Source data
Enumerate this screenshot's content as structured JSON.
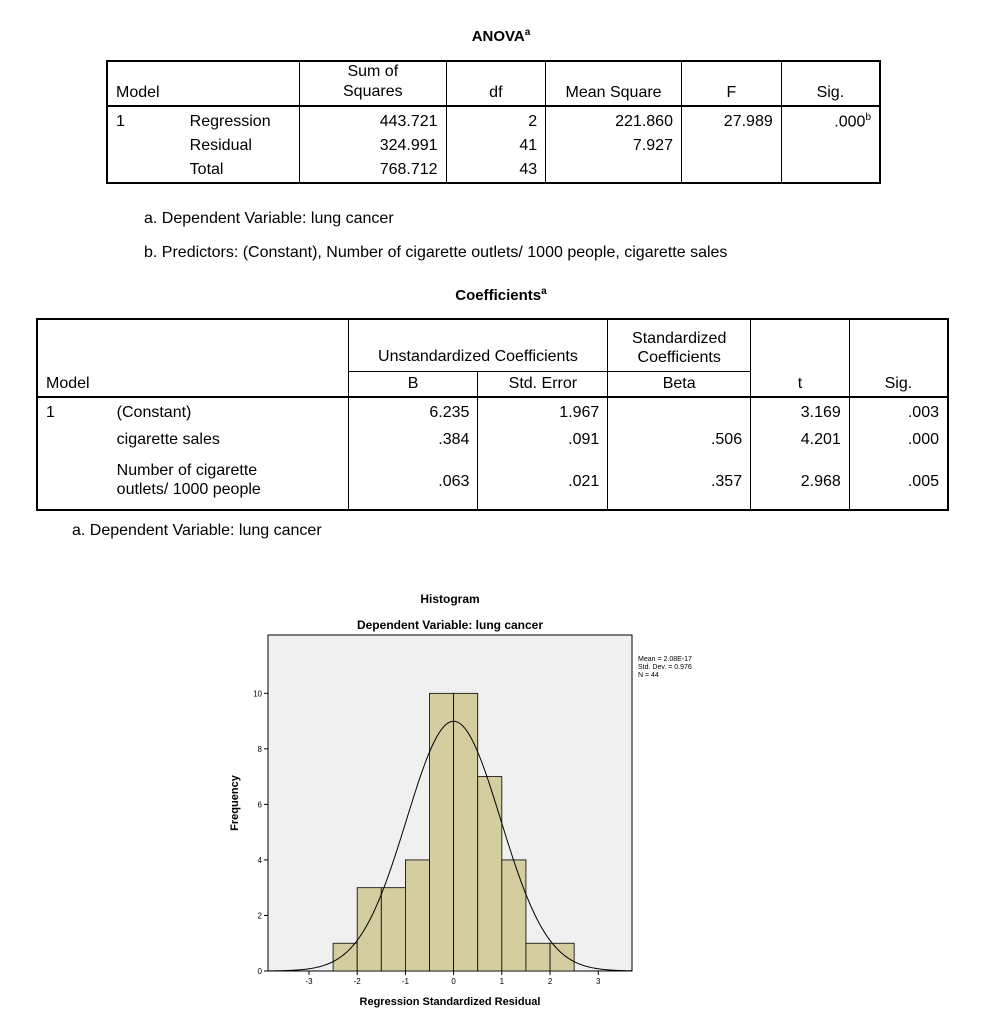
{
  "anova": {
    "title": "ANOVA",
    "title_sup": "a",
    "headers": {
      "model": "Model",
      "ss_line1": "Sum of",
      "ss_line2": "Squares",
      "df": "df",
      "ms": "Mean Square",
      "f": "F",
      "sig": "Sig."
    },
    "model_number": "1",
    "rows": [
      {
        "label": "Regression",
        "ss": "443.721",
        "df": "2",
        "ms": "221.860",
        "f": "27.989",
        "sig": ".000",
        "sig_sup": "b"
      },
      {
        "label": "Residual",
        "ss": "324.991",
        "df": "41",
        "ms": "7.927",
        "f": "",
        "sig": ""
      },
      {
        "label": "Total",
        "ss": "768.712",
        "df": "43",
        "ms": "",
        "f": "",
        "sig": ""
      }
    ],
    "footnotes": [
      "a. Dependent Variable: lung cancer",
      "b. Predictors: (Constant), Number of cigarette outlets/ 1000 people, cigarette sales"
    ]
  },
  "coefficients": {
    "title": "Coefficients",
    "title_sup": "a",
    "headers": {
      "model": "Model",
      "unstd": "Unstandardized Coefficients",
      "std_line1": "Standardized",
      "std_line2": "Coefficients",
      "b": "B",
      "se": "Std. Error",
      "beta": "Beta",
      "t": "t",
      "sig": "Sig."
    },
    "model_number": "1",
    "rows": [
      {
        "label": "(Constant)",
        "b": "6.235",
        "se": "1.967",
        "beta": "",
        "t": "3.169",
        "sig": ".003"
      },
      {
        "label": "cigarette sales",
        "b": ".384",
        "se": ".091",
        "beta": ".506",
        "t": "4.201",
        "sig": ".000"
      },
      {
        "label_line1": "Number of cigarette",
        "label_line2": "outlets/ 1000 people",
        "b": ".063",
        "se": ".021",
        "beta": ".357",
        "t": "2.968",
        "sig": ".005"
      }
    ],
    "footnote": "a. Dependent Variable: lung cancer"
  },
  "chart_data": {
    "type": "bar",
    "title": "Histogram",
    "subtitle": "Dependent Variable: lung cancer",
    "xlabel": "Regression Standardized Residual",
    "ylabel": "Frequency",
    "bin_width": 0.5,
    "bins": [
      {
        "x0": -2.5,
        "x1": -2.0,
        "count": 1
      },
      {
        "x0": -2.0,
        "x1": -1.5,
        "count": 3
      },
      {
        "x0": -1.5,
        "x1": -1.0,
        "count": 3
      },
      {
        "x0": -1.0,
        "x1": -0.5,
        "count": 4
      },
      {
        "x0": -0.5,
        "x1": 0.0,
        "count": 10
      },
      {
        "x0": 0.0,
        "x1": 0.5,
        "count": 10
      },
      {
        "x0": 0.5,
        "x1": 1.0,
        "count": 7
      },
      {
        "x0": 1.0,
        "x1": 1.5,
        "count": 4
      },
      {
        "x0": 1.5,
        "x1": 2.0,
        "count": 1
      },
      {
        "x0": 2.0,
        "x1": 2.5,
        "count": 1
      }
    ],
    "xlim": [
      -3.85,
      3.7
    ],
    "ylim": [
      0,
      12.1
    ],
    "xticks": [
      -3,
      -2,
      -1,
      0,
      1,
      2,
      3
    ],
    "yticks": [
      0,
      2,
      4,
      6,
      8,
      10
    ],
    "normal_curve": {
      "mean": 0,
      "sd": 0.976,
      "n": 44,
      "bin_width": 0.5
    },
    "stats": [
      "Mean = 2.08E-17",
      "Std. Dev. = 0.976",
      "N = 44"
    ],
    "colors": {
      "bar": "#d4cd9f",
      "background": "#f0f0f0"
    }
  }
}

* Brief *
Print each record exactly as it stands, leaving the images out.

* Output of the exercise *
Enumerate this screenshot's content as structured JSON.
{
  "anova": {
    "title": "ANOVA",
    "title_sup": "a",
    "headers": {
      "model": "Model",
      "ss_line1": "Sum of",
      "ss_line2": "Squares",
      "df": "df",
      "ms": "Mean Square",
      "f": "F",
      "sig": "Sig."
    },
    "model_number": "1",
    "rows": [
      {
        "label": "Regression",
        "ss": "443.721",
        "df": "2",
        "ms": "221.860",
        "f": "27.989",
        "sig": ".000",
        "sig_sup": "b"
      },
      {
        "label": "Residual",
        "ss": "324.991",
        "df": "41",
        "ms": "7.927",
        "f": "",
        "sig": ""
      },
      {
        "label": "Total",
        "ss": "768.712",
        "df": "43",
        "ms": "",
        "f": "",
        "sig": ""
      }
    ],
    "footnotes": [
      "a. Dependent Variable: lung cancer",
      "b. Predictors: (Constant), Number of cigarette outlets/ 1000 people, cigarette sales"
    ]
  },
  "coefficients": {
    "title": "Coefficients",
    "title_sup": "a",
    "headers": {
      "model": "Model",
      "unstd": "Unstandardized Coefficients",
      "std_line1": "Standardized",
      "std_line2": "Coefficients",
      "b": "B",
      "se": "Std. Error",
      "beta": "Beta",
      "t": "t",
      "sig": "Sig."
    },
    "model_number": "1",
    "rows": [
      {
        "label": "(Constant)",
        "b": "6.235",
        "se": "1.967",
        "beta": "",
        "t": "3.169",
        "sig": ".003"
      },
      {
        "label": "cigarette sales",
        "b": ".384",
        "se": ".091",
        "beta": ".506",
        "t": "4.201",
        "sig": ".000"
      },
      {
        "label_line1": "Number of cigarette",
        "label_line2": "outlets/ 1000 people",
        "b": ".063",
        "se": ".021",
        "beta": ".357",
        "t": "2.968",
        "sig": ".005"
      }
    ],
    "footnote": "a. Dependent Variable: lung cancer"
  },
  "chart_data": {
    "type": "bar",
    "title": "Histogram",
    "subtitle": "Dependent Variable: lung cancer",
    "xlabel": "Regression Standardized Residual",
    "ylabel": "Frequency",
    "bin_width": 0.5,
    "bins": [
      {
        "x0": -2.5,
        "x1": -2.0,
        "count": 1
      },
      {
        "x0": -2.0,
        "x1": -1.5,
        "count": 3
      },
      {
        "x0": -1.5,
        "x1": -1.0,
        "count": 3
      },
      {
        "x0": -1.0,
        "x1": -0.5,
        "count": 4
      },
      {
        "x0": -0.5,
        "x1": 0.0,
        "count": 10
      },
      {
        "x0": 0.0,
        "x1": 0.5,
        "count": 10
      },
      {
        "x0": 0.5,
        "x1": 1.0,
        "count": 7
      },
      {
        "x0": 1.0,
        "x1": 1.5,
        "count": 4
      },
      {
        "x0": 1.5,
        "x1": 2.0,
        "count": 1
      },
      {
        "x0": 2.0,
        "x1": 2.5,
        "count": 1
      }
    ],
    "xlim": [
      -3.85,
      3.7
    ],
    "ylim": [
      0,
      12.1
    ],
    "xticks": [
      -3,
      -2,
      -1,
      0,
      1,
      2,
      3
    ],
    "yticks": [
      0,
      2,
      4,
      6,
      8,
      10
    ],
    "normal_curve": {
      "mean": 0,
      "sd": 0.976,
      "n": 44,
      "bin_width": 0.5
    },
    "stats": [
      "Mean = 2.08E-17",
      "Std. Dev. = 0.976",
      "N = 44"
    ],
    "colors": {
      "bar": "#d4cd9f",
      "background": "#f0f0f0"
    }
  }
}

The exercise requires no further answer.